── Página

It's hard to stay mad when there's so much beauty in the world.
Sometimes I feel like I'm seeing it all at once and it's too much, my heart fills up like a balloon that's about to burst.

domingo, 26 de mayo de 2019

Mujer tuve que ser

Después de haberme leído una decena de libros sobre feminismo (entre ellos: "Feminismo para principiantes" de Nuria Varela, "Morder la manzana" de Leticia Dolera, "Neoliberalismo sexual" de Ana de Miguel, "Política sexual" de Kate Millet,y tener a empezados varios como "El segundo sexo" de Simone de Beauvoir), me gustaría compartir algunas reflexiones que he tenido a lo largo de cada palabra que iba absorbiendo.

A medida que los iba leyendo se me iban viniendo a la cabeza una serie de recuerdos de mi infancia, pensamientos que tengo desde la adolescencia, así como un puñado de ideas nuevas sobre las que quizá sólo me había detenido superficialmente en mis 32 años y que ahora, desde el conocimiento y desde una mente más crítica si cabe, soy capaz de ver con más claridad.

El feminismo no es una moda, como algunos estaréis pensando (que la moda lo use para su propio beneficio es otro tema). Esto de haberme leído tantos libros sobre los principios teóricos y la historia de este movimiento tiene poco que ver con que ahora el feminismo esté "en todas partes". No es que ahora haya surgido de la nada, siempre ha estado ahí, sólo que las redes sociales -y las persistentes desigualdad e injusticias que seguimos sufriendo- han hecho que resurgiera con más fuerza que nunca y se hiciera oír más. Y digo yo, ya era hora que estuviera en todas partes, ¿no? Por desgracia, el feminismo está en todas partes más en forma teórica que de forma práctica. A pesar de lo que algunos neandertales digan y por mucho que los machistas manidos piensen, aún queda mucho por hacer.

Yo misma, habiéndome considerado feminista desde que tengo uso de razón, he tenido que derribar algunas ideas preconcebidas y prejuicios asquerosos que tenía muy arraigados por culpa del patriarcado. Después de mucho leer, escuchar, indagar, informarme, reflexionar y autoexaminarme, me he dado cuenta de que todos tenemos integradas infinidad de ideas machistas contra las que tenemos que luchar si queremos hacer de este mundo un lugar más justo y equitativo para TODAS/OS.

────
── Material mostrado

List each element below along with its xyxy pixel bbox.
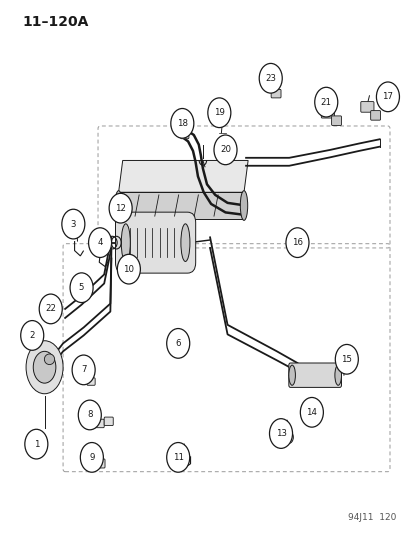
Text: 94J11  120: 94J11 120: [347, 513, 395, 522]
Circle shape: [80, 442, 103, 472]
Circle shape: [109, 193, 132, 223]
Ellipse shape: [334, 365, 341, 385]
Circle shape: [21, 320, 44, 350]
Text: 12: 12: [115, 204, 126, 213]
Text: 22: 22: [45, 304, 56, 313]
Text: 4: 4: [97, 238, 102, 247]
Text: 21: 21: [320, 98, 331, 107]
Circle shape: [72, 355, 95, 385]
FancyBboxPatch shape: [180, 131, 188, 139]
Ellipse shape: [180, 224, 190, 262]
FancyBboxPatch shape: [94, 419, 104, 427]
Circle shape: [88, 228, 112, 257]
Text: 3: 3: [71, 220, 76, 229]
Circle shape: [171, 109, 193, 138]
Circle shape: [70, 273, 93, 303]
Ellipse shape: [82, 284, 91, 292]
Circle shape: [299, 398, 323, 427]
Text: 6: 6: [175, 339, 180, 348]
Circle shape: [166, 442, 189, 472]
Circle shape: [207, 98, 230, 127]
Ellipse shape: [115, 191, 122, 220]
Text: 16: 16: [291, 238, 302, 247]
Circle shape: [39, 294, 62, 324]
FancyBboxPatch shape: [360, 102, 373, 112]
Polygon shape: [118, 192, 243, 219]
Circle shape: [214, 135, 237, 165]
FancyBboxPatch shape: [94, 459, 105, 468]
Text: 9: 9: [89, 453, 94, 462]
Ellipse shape: [288, 365, 295, 385]
FancyBboxPatch shape: [104, 417, 113, 425]
Circle shape: [335, 344, 358, 374]
Text: 19: 19: [214, 108, 224, 117]
Text: 11: 11: [172, 453, 183, 462]
Circle shape: [166, 328, 189, 358]
Text: 15: 15: [340, 355, 351, 364]
Text: 10: 10: [123, 265, 134, 273]
Ellipse shape: [26, 341, 63, 394]
Text: 13: 13: [275, 429, 286, 438]
Circle shape: [259, 63, 282, 93]
Ellipse shape: [44, 354, 55, 365]
Circle shape: [375, 82, 399, 112]
Text: 23: 23: [265, 74, 275, 83]
Text: 11–120A: 11–120A: [22, 14, 88, 29]
FancyBboxPatch shape: [288, 363, 341, 387]
Text: 17: 17: [382, 92, 392, 101]
Ellipse shape: [340, 351, 348, 362]
Text: 20: 20: [219, 146, 230, 155]
Ellipse shape: [121, 224, 130, 262]
FancyBboxPatch shape: [370, 111, 380, 120]
Text: 8: 8: [87, 410, 93, 419]
Ellipse shape: [240, 191, 247, 220]
Circle shape: [314, 87, 337, 117]
Text: 5: 5: [78, 283, 84, 292]
Text: 7: 7: [81, 366, 86, 374]
Circle shape: [269, 419, 292, 448]
FancyBboxPatch shape: [271, 90, 280, 98]
FancyBboxPatch shape: [331, 116, 341, 125]
Circle shape: [283, 431, 293, 443]
Ellipse shape: [33, 351, 56, 383]
Circle shape: [117, 254, 140, 284]
Text: 1: 1: [33, 440, 39, 449]
Circle shape: [285, 228, 308, 257]
Text: 14: 14: [306, 408, 317, 417]
FancyBboxPatch shape: [87, 378, 95, 385]
Polygon shape: [118, 160, 247, 192]
Text: 2: 2: [29, 331, 35, 340]
FancyBboxPatch shape: [115, 212, 195, 273]
FancyBboxPatch shape: [320, 108, 334, 118]
Circle shape: [62, 209, 85, 239]
Circle shape: [78, 400, 101, 430]
Text: 18: 18: [176, 119, 188, 128]
Circle shape: [25, 429, 48, 459]
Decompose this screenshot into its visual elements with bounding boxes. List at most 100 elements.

────

### Tareas del ejercicio
(a) ¿Qué libro de Leticia Dolera se cita en la página sobre feminismo?
(b) Reproduce sin cambios, de la página sobre feminismo, el tramo que va desde "It's hard to" hasta "que iba absorbiendo.".

### Lista de soluciones
(a) "Morder la manzana".

(b)
It's hard to stay mad when there's so much beauty in the world.
Sometimes I feel like I'm seeing it all at once and it's too much, my heart fills up like a balloon that's about to burst.

domingo, 26 de mayo de 2019

Mujer tuve que ser

Después de haberme leído una decena de libros sobre feminismo (entre ellos: "Feminismo para principiantes" de Nuria Varela, "Morder la manzana" de Leticia Dolera, "Neoliberalismo sexual" de Ana de Miguel, "Política sexual" de Kate Millet,y tener a empezados varios como "El segundo sexo" de Simone de Beauvoir), me gustaría compartir algunas reflexiones que he tenido a lo largo de cada palabra que iba absorbiendo.